*Work instructions*
Go through the data below. Pull out every line that has the word "name".

Data records:
▶

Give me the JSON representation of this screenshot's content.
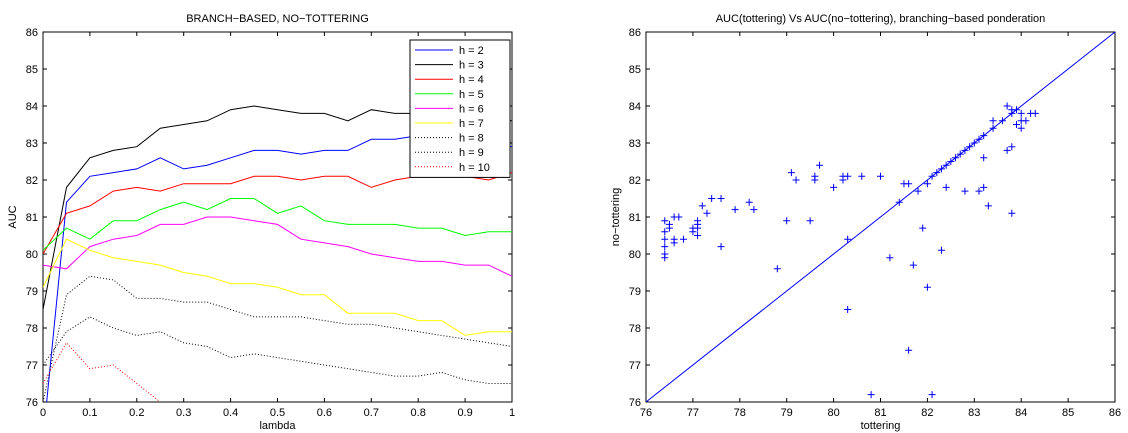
{
  "chart_data": [
    {
      "type": "line",
      "title": "BRANCH−BASED, NO−TOTTERING",
      "xlabel": "lambda",
      "ylabel": "AUC",
      "xlim": [
        0,
        1
      ],
      "ylim": [
        76,
        86
      ],
      "xticks": [
        "0",
        "0.1",
        "0.2",
        "0.3",
        "0.4",
        "0.5",
        "0.6",
        "0.7",
        "0.8",
        "0.9",
        "1"
      ],
      "yticks": [
        "76",
        "77",
        "78",
        "79",
        "80",
        "81",
        "82",
        "83",
        "84",
        "85",
        "86"
      ],
      "legend_position": "top-right",
      "x": [
        0,
        0.05,
        0.1,
        0.15,
        0.2,
        0.25,
        0.3,
        0.35,
        0.4,
        0.45,
        0.5,
        0.55,
        0.6,
        0.65,
        0.7,
        0.75,
        0.8,
        0.85,
        0.9,
        0.95,
        1
      ],
      "series": [
        {
          "name": "h = 2",
          "color": "#0000ff",
          "style": "solid",
          "values": [
            75.0,
            81.4,
            82.1,
            82.2,
            82.3,
            82.6,
            82.3,
            82.4,
            82.6,
            82.8,
            82.8,
            82.7,
            82.8,
            82.8,
            83.1,
            83.1,
            83.2,
            83.2,
            83.2,
            83.0,
            82.9
          ]
        },
        {
          "name": "h = 3",
          "color": "#000000",
          "style": "solid",
          "values": [
            78.5,
            81.8,
            82.6,
            82.8,
            82.9,
            83.4,
            83.5,
            83.6,
            83.9,
            84.0,
            83.9,
            83.8,
            83.8,
            83.6,
            83.9,
            83.8,
            83.8,
            83.7,
            83.6,
            83.6,
            83.6
          ]
        },
        {
          "name": "h = 4",
          "color": "#ff0000",
          "style": "solid",
          "values": [
            80.0,
            81.1,
            81.3,
            81.7,
            81.8,
            81.7,
            81.9,
            81.9,
            81.9,
            82.1,
            82.1,
            82.0,
            82.1,
            82.1,
            81.8,
            82.0,
            82.1,
            82.1,
            82.1,
            82.0,
            82.2
          ]
        },
        {
          "name": "h = 5",
          "color": "#00ff00",
          "style": "solid",
          "values": [
            80.1,
            80.7,
            80.4,
            80.9,
            80.9,
            81.2,
            81.4,
            81.2,
            81.5,
            81.5,
            81.1,
            81.3,
            80.9,
            80.8,
            80.8,
            80.8,
            80.7,
            80.7,
            80.5,
            80.6,
            80.6
          ]
        },
        {
          "name": "h = 6",
          "color": "#ff00ff",
          "style": "solid",
          "values": [
            79.7,
            79.6,
            80.2,
            80.4,
            80.5,
            80.8,
            80.8,
            81.0,
            81.0,
            80.9,
            80.8,
            80.4,
            80.3,
            80.2,
            80.0,
            79.9,
            79.8,
            79.8,
            79.7,
            79.7,
            79.4
          ]
        },
        {
          "name": "h = 7",
          "color": "#ffff00",
          "style": "solid",
          "values": [
            79.1,
            80.4,
            80.1,
            79.9,
            79.8,
            79.7,
            79.5,
            79.4,
            79.2,
            79.2,
            79.1,
            78.9,
            78.9,
            78.4,
            78.4,
            78.4,
            78.2,
            78.2,
            77.8,
            77.9,
            77.9
          ]
        },
        {
          "name": "h = 8",
          "color": "#000000",
          "style": "dotted",
          "values": [
            76.0,
            78.9,
            79.4,
            79.3,
            78.8,
            78.8,
            78.7,
            78.7,
            78.5,
            78.3,
            78.3,
            78.3,
            78.2,
            78.1,
            78.1,
            78.0,
            77.9,
            77.8,
            77.7,
            77.6,
            77.5
          ]
        },
        {
          "name": "h = 9",
          "color": "#000000",
          "style": "dotted",
          "values": [
            77.0,
            77.9,
            78.3,
            78.0,
            77.8,
            77.9,
            77.6,
            77.5,
            77.2,
            77.3,
            77.2,
            77.1,
            77.0,
            76.9,
            76.8,
            76.7,
            76.7,
            76.8,
            76.6,
            76.5,
            76.5
          ]
        },
        {
          "name": "h = 10",
          "color": "#ff0000",
          "style": "dotted",
          "values": [
            76.5,
            77.6,
            76.9,
            77.0,
            76.5,
            76.0,
            null,
            null,
            null,
            null,
            null,
            null,
            null,
            null,
            null,
            null,
            null,
            null,
            null,
            null,
            null
          ]
        }
      ]
    },
    {
      "type": "scatter",
      "title": "AUC(tottering) Vs AUC(no−tottering), branching−based ponderation",
      "xlabel": "tottering",
      "ylabel": "no−tottering",
      "xlim": [
        76,
        86
      ],
      "ylim": [
        76,
        86
      ],
      "xticks": [
        "76",
        "77",
        "78",
        "79",
        "80",
        "81",
        "82",
        "83",
        "84",
        "85",
        "86"
      ],
      "yticks": [
        "76",
        "77",
        "78",
        "79",
        "80",
        "81",
        "82",
        "83",
        "84",
        "85",
        "86"
      ],
      "color": "#0000ff",
      "marker": "plus",
      "reference_line": [
        [
          76,
          76
        ],
        [
          86,
          86
        ]
      ],
      "points": [
        [
          76.4,
          80.9
        ],
        [
          76.4,
          80.6
        ],
        [
          76.4,
          80.4
        ],
        [
          76.4,
          80.2
        ],
        [
          76.4,
          80.0
        ],
        [
          76.4,
          79.9
        ],
        [
          76.5,
          80.8
        ],
        [
          76.5,
          80.7
        ],
        [
          76.6,
          81.0
        ],
        [
          76.6,
          80.4
        ],
        [
          76.6,
          80.3
        ],
        [
          76.7,
          81.0
        ],
        [
          76.8,
          80.4
        ],
        [
          77.0,
          80.7
        ],
        [
          77.0,
          80.6
        ],
        [
          77.1,
          80.9
        ],
        [
          77.1,
          80.8
        ],
        [
          77.1,
          80.7
        ],
        [
          77.1,
          80.5
        ],
        [
          77.2,
          81.3
        ],
        [
          77.3,
          81.1
        ],
        [
          77.4,
          81.5
        ],
        [
          77.6,
          81.5
        ],
        [
          77.6,
          80.2
        ],
        [
          77.9,
          81.2
        ],
        [
          78.2,
          81.4
        ],
        [
          78.3,
          81.2
        ],
        [
          78.8,
          79.6
        ],
        [
          79.0,
          80.9
        ],
        [
          79.1,
          82.2
        ],
        [
          79.2,
          82.0
        ],
        [
          79.5,
          80.9
        ],
        [
          79.6,
          82.1
        ],
        [
          79.6,
          82.0
        ],
        [
          79.7,
          82.4
        ],
        [
          80.0,
          81.8
        ],
        [
          80.2,
          82.1
        ],
        [
          80.2,
          82.0
        ],
        [
          80.3,
          82.1
        ],
        [
          80.3,
          80.4
        ],
        [
          80.3,
          78.5
        ],
        [
          80.6,
          82.1
        ],
        [
          80.8,
          76.2
        ],
        [
          81.0,
          82.1
        ],
        [
          81.2,
          79.9
        ],
        [
          81.4,
          81.4
        ],
        [
          81.5,
          81.9
        ],
        [
          81.6,
          81.9
        ],
        [
          81.6,
          77.4
        ],
        [
          81.7,
          79.7
        ],
        [
          81.8,
          81.7
        ],
        [
          81.9,
          80.7
        ],
        [
          82.0,
          81.9
        ],
        [
          82.0,
          79.1
        ],
        [
          82.1,
          76.2
        ],
        [
          82.1,
          82.1
        ],
        [
          82.2,
          82.2
        ],
        [
          82.3,
          82.3
        ],
        [
          82.3,
          80.1
        ],
        [
          82.4,
          82.4
        ],
        [
          82.4,
          81.8
        ],
        [
          82.5,
          82.5
        ],
        [
          82.6,
          82.6
        ],
        [
          82.7,
          82.7
        ],
        [
          82.8,
          82.8
        ],
        [
          82.9,
          82.9
        ],
        [
          82.8,
          81.7
        ],
        [
          83.0,
          83.0
        ],
        [
          83.1,
          83.1
        ],
        [
          83.1,
          81.7
        ],
        [
          83.2,
          83.2
        ],
        [
          83.2,
          82.6
        ],
        [
          83.2,
          81.8
        ],
        [
          83.3,
          81.3
        ],
        [
          83.4,
          83.4
        ],
        [
          83.4,
          83.6
        ],
        [
          83.6,
          83.6
        ],
        [
          83.7,
          84.0
        ],
        [
          83.7,
          82.8
        ],
        [
          83.8,
          83.9
        ],
        [
          83.8,
          83.8
        ],
        [
          83.8,
          82.9
        ],
        [
          83.8,
          81.1
        ],
        [
          83.9,
          83.9
        ],
        [
          83.9,
          83.5
        ],
        [
          84.0,
          83.8
        ],
        [
          84.0,
          83.4
        ],
        [
          84.0,
          83.6
        ],
        [
          84.1,
          83.6
        ],
        [
          84.2,
          83.8
        ],
        [
          84.3,
          83.8
        ]
      ]
    }
  ]
}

◀

*Problem solution*
          "name": "h = 2",
          "name": "h = 3",
          "name": "h = 4",
          "name": "h = 5",
          "name": "h = 6",
          "name": "h = 7",
          "name": "h = 8",
          "name": "h = 9",
          "name": "h = 10",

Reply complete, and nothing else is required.